## [Instructions to follow]
Within the records below, find each line that holds the string "Previsto", then copy it.

-------- Given information

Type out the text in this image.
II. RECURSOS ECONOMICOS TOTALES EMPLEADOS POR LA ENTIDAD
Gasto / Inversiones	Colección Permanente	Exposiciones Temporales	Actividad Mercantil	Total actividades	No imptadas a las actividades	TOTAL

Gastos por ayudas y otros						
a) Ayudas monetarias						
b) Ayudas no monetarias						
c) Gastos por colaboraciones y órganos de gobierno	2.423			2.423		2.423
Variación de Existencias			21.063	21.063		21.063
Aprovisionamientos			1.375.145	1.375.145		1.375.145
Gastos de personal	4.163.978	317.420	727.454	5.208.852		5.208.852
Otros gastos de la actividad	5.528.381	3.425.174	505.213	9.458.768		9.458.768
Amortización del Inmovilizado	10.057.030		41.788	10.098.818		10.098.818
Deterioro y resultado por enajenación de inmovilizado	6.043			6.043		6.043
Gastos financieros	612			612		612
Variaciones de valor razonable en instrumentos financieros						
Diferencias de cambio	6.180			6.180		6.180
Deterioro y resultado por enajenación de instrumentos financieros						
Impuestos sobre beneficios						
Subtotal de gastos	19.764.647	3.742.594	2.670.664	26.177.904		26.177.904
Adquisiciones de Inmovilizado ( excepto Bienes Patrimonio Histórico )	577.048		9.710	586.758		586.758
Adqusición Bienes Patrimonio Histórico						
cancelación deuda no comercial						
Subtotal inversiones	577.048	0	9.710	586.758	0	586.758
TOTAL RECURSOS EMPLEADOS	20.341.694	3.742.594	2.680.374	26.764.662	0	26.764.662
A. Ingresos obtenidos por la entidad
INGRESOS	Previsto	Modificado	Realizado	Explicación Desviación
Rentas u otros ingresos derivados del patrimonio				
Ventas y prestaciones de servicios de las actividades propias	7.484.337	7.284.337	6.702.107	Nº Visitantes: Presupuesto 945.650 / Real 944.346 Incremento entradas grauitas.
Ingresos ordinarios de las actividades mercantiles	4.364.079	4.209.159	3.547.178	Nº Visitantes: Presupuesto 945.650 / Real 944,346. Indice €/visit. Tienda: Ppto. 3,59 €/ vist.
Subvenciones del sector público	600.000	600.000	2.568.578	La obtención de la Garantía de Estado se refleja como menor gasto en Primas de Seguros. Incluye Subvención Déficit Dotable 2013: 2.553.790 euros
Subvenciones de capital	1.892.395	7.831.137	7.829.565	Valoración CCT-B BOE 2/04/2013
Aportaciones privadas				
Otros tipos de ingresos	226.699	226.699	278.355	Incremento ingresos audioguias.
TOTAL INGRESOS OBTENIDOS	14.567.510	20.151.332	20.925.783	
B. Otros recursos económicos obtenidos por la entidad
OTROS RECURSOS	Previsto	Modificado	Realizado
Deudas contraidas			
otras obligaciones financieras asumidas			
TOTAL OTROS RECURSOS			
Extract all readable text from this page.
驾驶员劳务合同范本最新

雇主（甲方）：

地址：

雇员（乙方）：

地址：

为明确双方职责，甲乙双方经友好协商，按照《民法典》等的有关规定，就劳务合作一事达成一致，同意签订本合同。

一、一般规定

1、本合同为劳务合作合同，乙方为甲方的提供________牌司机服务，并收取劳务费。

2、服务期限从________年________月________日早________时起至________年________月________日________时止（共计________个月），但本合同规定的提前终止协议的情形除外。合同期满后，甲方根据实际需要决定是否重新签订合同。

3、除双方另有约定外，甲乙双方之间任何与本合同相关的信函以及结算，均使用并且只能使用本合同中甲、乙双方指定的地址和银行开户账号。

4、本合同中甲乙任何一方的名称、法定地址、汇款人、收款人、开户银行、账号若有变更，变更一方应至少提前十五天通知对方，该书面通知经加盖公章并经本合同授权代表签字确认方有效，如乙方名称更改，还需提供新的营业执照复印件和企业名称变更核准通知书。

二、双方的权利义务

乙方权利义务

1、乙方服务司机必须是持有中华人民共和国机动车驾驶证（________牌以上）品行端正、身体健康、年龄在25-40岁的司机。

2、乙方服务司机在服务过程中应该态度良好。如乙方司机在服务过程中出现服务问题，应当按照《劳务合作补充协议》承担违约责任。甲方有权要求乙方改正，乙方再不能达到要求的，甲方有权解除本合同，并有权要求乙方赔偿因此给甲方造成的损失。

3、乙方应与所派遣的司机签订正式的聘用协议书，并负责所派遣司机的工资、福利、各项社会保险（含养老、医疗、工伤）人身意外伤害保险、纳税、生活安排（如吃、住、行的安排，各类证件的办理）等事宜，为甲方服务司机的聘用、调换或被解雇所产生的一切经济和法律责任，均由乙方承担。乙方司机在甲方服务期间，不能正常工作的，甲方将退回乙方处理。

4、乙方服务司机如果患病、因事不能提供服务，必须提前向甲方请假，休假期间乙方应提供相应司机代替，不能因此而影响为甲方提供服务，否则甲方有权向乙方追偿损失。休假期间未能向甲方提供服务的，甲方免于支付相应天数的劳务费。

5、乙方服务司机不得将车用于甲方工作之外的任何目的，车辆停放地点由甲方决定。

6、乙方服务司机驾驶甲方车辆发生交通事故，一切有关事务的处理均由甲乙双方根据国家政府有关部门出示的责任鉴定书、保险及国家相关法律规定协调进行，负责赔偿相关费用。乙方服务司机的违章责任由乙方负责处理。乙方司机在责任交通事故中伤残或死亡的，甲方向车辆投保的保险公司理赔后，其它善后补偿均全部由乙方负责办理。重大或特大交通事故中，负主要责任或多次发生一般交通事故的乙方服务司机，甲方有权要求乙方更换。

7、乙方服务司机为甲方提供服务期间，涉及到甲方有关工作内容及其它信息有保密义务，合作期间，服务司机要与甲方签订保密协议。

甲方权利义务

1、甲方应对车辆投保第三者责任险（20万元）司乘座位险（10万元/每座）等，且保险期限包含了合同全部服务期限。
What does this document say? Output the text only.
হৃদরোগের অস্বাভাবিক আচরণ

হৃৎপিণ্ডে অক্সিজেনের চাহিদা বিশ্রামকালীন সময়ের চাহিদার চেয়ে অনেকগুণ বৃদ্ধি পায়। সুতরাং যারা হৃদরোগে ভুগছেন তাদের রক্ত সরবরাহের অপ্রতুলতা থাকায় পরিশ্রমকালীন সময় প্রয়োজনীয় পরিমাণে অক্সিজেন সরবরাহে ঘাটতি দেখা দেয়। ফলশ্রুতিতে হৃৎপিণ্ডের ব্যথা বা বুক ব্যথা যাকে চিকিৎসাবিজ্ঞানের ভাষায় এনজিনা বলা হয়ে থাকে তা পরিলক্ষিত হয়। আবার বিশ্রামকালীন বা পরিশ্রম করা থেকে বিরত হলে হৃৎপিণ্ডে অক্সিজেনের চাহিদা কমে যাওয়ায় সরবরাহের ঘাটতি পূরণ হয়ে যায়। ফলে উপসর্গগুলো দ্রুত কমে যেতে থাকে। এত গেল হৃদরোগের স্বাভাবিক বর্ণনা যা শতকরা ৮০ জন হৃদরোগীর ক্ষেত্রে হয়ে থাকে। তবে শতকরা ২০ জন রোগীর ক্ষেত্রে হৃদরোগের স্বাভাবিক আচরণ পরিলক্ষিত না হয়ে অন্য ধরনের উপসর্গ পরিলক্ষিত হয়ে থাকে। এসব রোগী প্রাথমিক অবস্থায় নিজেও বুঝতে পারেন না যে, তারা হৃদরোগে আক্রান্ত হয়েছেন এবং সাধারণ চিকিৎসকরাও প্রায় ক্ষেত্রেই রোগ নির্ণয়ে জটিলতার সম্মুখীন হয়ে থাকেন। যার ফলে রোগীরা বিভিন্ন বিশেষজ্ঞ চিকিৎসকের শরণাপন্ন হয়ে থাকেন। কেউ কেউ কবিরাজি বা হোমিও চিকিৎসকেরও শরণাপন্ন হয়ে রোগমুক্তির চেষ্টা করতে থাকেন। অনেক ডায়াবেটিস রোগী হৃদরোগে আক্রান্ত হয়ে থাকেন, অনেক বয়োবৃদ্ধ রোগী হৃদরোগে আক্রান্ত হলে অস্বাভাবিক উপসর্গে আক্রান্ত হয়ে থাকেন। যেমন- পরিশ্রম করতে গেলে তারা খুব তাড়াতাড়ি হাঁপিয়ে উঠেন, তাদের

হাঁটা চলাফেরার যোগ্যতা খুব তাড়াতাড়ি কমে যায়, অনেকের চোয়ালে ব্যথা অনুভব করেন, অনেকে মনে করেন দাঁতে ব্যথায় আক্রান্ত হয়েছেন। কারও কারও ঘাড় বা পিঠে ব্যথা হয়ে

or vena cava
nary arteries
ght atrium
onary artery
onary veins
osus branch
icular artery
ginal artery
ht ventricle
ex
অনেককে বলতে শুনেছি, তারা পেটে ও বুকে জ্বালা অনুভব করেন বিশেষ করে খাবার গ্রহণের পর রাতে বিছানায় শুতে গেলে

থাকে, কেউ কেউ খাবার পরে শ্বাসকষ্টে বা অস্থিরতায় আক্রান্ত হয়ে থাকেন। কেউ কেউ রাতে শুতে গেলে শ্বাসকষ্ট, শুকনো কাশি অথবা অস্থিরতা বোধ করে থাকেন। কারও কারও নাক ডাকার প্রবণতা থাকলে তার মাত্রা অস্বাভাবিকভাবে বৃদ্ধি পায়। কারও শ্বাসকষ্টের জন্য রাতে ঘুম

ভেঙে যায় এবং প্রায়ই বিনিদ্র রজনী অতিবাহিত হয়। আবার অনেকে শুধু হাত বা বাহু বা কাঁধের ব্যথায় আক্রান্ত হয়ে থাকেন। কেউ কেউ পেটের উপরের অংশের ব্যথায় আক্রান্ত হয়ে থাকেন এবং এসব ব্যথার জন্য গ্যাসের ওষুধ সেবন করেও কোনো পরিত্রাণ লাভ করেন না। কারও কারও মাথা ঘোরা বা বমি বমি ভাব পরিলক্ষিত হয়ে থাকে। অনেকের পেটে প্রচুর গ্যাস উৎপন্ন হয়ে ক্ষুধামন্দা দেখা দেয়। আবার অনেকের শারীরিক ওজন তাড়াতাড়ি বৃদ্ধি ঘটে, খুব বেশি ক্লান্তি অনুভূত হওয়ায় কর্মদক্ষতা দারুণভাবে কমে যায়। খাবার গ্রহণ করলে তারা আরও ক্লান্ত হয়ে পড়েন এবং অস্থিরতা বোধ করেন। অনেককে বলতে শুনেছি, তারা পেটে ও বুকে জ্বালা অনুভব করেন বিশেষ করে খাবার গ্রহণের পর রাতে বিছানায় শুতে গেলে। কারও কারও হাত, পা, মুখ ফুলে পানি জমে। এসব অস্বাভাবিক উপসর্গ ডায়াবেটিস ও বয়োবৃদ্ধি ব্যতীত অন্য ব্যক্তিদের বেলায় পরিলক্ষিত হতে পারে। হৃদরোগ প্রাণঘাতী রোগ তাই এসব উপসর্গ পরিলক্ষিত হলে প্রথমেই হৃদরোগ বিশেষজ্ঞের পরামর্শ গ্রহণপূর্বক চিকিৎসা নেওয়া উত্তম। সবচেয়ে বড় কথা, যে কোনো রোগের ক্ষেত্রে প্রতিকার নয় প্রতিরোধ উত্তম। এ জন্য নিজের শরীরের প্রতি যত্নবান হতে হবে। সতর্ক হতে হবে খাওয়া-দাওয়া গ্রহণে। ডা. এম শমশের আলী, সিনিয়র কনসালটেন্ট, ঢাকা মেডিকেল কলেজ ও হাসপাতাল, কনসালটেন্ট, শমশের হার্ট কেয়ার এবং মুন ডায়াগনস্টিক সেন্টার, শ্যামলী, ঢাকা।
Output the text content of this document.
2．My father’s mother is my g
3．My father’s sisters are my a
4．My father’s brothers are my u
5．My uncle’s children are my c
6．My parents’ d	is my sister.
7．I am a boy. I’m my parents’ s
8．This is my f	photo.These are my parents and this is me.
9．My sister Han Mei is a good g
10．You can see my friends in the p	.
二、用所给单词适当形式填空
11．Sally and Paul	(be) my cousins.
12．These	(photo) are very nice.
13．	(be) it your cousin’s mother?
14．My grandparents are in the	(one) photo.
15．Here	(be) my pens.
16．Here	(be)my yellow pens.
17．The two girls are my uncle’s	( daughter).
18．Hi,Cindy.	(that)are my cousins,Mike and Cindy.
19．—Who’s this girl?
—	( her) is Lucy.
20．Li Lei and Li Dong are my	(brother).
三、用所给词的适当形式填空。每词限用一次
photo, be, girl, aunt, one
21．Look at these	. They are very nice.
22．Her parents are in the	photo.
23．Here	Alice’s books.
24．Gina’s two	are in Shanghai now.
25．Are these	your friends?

----------------

## [Expected answer]
INGRESOS	Previsto	Modificado	Realizado	Explicación Desviación
OTROS RECURSOS	Previsto	Modificado	Realizado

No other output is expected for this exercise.